## PROBLEM STATEMENT
Gather all lines from the material that contain "illustration".

## THE RECORDS
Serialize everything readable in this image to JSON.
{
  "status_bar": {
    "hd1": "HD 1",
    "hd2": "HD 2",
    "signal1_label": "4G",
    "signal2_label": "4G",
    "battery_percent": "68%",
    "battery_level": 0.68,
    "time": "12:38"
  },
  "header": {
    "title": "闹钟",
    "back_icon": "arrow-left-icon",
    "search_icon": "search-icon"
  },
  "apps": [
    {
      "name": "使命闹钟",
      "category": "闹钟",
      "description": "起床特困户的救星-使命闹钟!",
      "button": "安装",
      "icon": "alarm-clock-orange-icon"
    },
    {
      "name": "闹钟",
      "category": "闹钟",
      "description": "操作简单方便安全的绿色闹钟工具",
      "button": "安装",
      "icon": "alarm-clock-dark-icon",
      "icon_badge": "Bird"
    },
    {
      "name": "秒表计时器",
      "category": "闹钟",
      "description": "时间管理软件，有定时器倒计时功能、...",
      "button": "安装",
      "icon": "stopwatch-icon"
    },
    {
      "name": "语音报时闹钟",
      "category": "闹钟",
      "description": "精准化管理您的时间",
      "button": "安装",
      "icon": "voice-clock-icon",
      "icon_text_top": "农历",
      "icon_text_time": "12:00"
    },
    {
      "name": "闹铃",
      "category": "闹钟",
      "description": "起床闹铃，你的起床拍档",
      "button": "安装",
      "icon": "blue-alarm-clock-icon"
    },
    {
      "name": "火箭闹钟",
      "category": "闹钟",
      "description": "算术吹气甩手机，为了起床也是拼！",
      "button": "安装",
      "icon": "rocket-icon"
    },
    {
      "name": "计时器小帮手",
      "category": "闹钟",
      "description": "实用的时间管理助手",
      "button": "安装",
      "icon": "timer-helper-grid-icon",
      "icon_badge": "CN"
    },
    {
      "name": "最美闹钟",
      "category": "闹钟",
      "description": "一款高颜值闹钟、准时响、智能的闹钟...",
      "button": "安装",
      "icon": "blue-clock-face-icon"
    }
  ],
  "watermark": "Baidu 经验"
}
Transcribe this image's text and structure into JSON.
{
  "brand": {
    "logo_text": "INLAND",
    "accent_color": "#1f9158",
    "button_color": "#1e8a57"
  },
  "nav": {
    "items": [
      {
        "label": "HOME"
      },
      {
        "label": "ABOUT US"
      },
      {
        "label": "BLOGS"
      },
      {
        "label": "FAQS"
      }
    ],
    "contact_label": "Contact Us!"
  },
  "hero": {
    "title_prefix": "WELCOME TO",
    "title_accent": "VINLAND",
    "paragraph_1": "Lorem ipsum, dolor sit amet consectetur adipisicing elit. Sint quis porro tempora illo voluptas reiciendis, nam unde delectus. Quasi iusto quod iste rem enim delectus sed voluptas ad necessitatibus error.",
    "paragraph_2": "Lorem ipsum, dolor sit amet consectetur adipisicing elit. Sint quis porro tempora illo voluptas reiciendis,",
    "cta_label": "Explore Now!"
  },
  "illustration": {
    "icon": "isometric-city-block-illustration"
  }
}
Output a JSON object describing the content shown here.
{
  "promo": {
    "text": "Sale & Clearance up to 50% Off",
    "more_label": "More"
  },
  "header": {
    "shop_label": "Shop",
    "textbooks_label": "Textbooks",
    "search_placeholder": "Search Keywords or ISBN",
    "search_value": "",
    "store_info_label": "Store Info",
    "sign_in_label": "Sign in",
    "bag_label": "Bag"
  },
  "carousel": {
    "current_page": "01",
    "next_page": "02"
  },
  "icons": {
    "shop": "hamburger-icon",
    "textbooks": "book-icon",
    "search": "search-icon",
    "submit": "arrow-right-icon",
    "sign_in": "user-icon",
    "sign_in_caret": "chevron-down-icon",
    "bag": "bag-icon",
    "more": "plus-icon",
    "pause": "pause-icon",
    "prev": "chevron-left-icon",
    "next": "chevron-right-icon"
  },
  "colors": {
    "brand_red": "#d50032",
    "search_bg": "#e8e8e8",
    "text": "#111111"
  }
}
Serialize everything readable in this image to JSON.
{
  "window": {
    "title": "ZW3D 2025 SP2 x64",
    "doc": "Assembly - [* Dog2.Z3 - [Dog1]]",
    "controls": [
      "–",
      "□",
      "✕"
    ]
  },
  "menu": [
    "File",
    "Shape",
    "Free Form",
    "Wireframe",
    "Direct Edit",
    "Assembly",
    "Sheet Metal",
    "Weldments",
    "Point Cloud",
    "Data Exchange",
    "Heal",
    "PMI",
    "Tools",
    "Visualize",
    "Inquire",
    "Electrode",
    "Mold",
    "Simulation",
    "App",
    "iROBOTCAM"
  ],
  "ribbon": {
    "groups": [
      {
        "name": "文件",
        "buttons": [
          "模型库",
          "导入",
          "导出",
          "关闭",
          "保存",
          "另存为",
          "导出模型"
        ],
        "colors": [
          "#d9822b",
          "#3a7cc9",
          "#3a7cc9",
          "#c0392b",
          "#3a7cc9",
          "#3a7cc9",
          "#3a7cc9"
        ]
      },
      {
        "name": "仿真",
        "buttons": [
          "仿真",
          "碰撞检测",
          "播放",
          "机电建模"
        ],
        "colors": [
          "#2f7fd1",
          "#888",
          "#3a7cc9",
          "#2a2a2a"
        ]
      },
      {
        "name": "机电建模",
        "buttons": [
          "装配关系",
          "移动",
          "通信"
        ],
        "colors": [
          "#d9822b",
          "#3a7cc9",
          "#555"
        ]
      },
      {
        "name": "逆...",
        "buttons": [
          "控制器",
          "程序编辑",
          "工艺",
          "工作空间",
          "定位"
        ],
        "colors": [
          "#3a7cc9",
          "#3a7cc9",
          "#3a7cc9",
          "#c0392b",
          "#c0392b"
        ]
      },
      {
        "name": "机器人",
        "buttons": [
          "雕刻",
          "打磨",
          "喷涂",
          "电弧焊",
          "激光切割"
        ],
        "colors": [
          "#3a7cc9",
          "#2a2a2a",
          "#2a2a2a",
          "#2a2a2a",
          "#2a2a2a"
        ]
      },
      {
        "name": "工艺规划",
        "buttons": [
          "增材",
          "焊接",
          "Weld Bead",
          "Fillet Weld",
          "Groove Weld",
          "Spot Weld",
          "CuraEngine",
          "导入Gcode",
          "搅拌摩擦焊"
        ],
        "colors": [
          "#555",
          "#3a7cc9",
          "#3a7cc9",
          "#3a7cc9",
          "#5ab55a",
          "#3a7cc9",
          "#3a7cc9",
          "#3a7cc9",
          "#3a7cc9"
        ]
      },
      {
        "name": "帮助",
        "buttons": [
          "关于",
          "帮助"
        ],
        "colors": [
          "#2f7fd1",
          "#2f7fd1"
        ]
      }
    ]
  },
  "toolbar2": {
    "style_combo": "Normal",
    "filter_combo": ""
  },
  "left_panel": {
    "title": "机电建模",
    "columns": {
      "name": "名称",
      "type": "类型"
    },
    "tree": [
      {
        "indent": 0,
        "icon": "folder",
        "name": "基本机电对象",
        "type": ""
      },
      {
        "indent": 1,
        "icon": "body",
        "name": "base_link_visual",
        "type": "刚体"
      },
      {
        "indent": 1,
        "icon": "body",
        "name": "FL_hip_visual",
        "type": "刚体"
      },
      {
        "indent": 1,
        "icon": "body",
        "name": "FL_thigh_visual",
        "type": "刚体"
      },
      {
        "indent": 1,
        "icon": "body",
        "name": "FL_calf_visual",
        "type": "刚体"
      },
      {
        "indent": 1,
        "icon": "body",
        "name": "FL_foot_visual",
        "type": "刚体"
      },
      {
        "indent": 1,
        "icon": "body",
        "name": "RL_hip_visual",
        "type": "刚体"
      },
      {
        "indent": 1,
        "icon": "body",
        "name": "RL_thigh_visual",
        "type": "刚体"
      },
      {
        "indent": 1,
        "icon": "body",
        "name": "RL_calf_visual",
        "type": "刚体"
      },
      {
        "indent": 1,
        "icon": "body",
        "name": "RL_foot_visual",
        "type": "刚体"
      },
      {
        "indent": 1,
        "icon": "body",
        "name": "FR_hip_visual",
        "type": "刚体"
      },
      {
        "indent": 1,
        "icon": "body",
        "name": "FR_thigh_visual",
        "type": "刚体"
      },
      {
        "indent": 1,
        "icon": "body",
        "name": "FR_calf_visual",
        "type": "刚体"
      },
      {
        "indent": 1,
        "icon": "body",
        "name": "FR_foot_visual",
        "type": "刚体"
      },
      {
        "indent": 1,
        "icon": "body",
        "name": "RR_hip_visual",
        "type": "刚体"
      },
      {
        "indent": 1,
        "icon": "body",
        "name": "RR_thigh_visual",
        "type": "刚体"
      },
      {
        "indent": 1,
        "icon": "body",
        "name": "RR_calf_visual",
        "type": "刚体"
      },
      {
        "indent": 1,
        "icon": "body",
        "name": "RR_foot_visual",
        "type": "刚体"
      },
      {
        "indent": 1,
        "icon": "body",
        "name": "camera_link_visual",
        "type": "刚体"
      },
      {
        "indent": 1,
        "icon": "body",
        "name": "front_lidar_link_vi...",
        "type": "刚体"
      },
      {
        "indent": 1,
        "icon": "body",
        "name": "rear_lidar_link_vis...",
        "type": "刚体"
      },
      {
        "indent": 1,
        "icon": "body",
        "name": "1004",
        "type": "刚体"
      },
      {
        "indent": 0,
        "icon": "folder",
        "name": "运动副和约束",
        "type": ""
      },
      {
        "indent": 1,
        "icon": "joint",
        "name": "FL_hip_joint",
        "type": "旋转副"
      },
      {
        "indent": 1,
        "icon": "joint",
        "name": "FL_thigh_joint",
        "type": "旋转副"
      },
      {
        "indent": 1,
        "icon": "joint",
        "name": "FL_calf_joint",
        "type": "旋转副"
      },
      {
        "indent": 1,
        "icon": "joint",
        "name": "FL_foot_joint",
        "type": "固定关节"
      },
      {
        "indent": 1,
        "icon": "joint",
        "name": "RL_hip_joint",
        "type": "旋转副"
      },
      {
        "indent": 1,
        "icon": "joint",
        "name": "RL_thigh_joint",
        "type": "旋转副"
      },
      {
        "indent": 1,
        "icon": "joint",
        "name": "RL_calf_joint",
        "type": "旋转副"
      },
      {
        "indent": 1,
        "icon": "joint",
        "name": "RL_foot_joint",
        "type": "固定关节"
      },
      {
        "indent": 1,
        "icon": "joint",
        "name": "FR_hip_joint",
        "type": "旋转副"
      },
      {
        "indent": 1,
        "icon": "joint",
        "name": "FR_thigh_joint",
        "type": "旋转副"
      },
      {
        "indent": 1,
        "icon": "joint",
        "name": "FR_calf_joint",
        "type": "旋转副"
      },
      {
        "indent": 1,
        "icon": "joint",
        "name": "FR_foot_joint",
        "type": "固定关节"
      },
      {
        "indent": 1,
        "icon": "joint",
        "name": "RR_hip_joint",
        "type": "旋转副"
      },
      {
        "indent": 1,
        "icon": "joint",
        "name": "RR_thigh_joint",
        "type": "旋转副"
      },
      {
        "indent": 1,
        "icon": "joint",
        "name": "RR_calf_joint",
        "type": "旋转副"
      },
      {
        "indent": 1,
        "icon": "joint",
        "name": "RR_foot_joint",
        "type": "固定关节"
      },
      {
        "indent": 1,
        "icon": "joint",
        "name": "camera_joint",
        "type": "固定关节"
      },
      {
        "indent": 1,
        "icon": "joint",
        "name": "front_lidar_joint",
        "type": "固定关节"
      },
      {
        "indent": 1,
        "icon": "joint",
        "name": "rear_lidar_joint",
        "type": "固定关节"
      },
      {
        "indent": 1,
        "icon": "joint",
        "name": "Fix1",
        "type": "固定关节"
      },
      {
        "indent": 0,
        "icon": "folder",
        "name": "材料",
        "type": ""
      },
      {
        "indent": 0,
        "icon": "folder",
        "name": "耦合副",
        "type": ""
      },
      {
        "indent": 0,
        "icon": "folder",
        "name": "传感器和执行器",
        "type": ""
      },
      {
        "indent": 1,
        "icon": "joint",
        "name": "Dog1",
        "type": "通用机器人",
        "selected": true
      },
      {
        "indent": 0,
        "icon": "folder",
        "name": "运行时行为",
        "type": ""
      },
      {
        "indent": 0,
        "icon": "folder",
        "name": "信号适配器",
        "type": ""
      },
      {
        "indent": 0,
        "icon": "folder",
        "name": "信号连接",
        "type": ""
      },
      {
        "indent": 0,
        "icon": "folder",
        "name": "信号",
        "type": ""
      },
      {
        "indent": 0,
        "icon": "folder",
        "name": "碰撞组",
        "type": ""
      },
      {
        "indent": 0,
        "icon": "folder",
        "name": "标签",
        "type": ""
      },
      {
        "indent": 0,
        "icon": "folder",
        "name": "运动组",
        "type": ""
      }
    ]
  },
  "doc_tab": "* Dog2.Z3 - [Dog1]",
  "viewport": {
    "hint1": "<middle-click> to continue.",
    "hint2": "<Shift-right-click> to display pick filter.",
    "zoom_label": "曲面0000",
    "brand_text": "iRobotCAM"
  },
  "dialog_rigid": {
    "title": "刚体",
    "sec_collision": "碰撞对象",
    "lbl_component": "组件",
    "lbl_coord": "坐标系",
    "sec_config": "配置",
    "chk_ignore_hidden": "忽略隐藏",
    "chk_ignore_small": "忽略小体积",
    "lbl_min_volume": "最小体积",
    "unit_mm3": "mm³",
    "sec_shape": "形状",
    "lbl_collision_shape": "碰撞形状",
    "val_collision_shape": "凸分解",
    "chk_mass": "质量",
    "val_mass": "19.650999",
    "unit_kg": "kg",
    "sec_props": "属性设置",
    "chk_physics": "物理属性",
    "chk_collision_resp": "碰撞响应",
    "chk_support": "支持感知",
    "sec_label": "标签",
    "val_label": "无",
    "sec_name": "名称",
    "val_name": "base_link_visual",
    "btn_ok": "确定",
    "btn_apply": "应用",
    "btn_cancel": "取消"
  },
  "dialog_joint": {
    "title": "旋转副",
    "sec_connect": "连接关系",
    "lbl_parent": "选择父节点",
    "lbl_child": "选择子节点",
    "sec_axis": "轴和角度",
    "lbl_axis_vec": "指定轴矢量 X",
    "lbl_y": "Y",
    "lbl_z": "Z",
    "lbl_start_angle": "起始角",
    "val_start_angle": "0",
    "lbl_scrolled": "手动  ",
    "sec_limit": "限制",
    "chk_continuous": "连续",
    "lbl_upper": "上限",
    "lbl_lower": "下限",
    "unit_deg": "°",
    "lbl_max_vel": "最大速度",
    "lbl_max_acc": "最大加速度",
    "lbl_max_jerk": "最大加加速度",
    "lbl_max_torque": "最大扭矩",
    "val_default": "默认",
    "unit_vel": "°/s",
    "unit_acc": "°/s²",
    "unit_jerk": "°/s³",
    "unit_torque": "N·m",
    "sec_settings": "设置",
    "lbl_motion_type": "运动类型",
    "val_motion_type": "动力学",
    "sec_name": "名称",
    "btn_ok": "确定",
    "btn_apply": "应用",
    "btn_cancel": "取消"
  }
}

## RESULT OF THIS EXERCISE
  "illustration": {
    "icon": "isometric-city-block-illustration"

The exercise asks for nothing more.